**Exercise prompt**
Pick out each line below containing "title".

**Data shown**

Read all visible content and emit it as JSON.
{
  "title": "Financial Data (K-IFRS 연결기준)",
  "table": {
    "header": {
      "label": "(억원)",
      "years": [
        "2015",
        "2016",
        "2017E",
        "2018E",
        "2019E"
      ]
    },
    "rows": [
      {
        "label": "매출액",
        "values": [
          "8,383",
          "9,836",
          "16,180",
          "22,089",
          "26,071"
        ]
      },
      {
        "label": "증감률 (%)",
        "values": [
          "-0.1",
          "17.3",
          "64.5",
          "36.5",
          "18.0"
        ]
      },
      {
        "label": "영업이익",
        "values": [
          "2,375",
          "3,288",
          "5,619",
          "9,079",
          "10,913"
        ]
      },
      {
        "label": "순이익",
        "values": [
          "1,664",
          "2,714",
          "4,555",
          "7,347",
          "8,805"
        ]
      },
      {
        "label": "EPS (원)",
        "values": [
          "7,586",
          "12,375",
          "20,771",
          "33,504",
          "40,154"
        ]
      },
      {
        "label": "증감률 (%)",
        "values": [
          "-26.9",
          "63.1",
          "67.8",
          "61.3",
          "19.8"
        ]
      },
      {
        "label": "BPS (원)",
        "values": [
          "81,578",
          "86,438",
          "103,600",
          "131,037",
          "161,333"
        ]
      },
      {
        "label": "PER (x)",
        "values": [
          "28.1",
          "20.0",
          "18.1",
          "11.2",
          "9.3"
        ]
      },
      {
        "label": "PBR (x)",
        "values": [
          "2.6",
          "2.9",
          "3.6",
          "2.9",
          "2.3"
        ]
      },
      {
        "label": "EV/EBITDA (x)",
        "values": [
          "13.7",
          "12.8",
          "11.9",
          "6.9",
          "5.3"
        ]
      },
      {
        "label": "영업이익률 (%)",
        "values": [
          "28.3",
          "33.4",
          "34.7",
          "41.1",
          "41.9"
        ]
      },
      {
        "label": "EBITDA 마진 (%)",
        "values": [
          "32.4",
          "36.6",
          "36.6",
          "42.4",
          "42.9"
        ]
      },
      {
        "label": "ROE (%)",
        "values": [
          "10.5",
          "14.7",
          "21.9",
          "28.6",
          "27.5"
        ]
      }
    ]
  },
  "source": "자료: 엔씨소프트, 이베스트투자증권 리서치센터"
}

* * *

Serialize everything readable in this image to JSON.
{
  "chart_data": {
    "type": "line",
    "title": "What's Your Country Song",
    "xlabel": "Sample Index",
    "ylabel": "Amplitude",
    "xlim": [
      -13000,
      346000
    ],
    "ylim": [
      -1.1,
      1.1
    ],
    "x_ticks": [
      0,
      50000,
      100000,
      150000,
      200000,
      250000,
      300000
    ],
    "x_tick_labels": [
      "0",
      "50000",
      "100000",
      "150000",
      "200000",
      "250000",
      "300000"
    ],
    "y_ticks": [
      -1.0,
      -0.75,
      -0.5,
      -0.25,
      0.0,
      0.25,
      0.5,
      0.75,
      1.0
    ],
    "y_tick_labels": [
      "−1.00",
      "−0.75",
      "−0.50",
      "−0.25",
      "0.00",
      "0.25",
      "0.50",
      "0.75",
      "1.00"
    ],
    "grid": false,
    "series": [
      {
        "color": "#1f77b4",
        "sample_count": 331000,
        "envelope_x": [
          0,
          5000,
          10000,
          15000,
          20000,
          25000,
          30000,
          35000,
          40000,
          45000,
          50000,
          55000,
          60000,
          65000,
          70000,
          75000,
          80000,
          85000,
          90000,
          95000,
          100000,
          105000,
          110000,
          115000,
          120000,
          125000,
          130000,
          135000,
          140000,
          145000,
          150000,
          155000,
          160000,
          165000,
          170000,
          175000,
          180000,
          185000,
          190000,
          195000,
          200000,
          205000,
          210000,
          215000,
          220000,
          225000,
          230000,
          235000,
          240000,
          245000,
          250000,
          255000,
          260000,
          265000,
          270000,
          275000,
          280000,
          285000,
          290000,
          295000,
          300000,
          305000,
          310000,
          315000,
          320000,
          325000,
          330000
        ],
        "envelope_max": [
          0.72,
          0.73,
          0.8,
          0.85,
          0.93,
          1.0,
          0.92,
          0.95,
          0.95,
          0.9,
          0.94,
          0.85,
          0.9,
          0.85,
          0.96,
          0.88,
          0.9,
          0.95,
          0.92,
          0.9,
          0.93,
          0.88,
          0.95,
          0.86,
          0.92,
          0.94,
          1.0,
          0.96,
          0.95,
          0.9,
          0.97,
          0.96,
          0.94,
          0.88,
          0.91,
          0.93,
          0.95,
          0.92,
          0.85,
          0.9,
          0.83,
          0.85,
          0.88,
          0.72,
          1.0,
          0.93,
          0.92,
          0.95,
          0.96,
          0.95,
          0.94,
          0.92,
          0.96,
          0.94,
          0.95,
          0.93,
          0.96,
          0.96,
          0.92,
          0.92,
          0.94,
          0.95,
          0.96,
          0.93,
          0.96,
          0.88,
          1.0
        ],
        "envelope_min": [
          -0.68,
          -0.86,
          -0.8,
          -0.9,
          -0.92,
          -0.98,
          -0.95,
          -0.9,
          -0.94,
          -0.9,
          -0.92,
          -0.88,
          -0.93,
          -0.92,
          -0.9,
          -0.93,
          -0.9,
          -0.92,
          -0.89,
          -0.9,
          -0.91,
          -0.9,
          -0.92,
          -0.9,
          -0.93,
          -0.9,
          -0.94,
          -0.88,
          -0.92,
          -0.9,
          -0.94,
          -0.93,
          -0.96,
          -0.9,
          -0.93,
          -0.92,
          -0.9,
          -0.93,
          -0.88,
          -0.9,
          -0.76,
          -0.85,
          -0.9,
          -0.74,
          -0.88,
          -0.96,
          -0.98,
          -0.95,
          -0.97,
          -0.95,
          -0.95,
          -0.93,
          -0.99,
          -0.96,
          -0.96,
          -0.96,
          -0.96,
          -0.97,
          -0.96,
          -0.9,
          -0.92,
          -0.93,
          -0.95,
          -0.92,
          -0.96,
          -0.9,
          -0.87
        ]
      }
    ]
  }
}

**The reply**
  "title": "Financial Data (K-IFRS 연결기준)",
    "title": "What's Your Country Song",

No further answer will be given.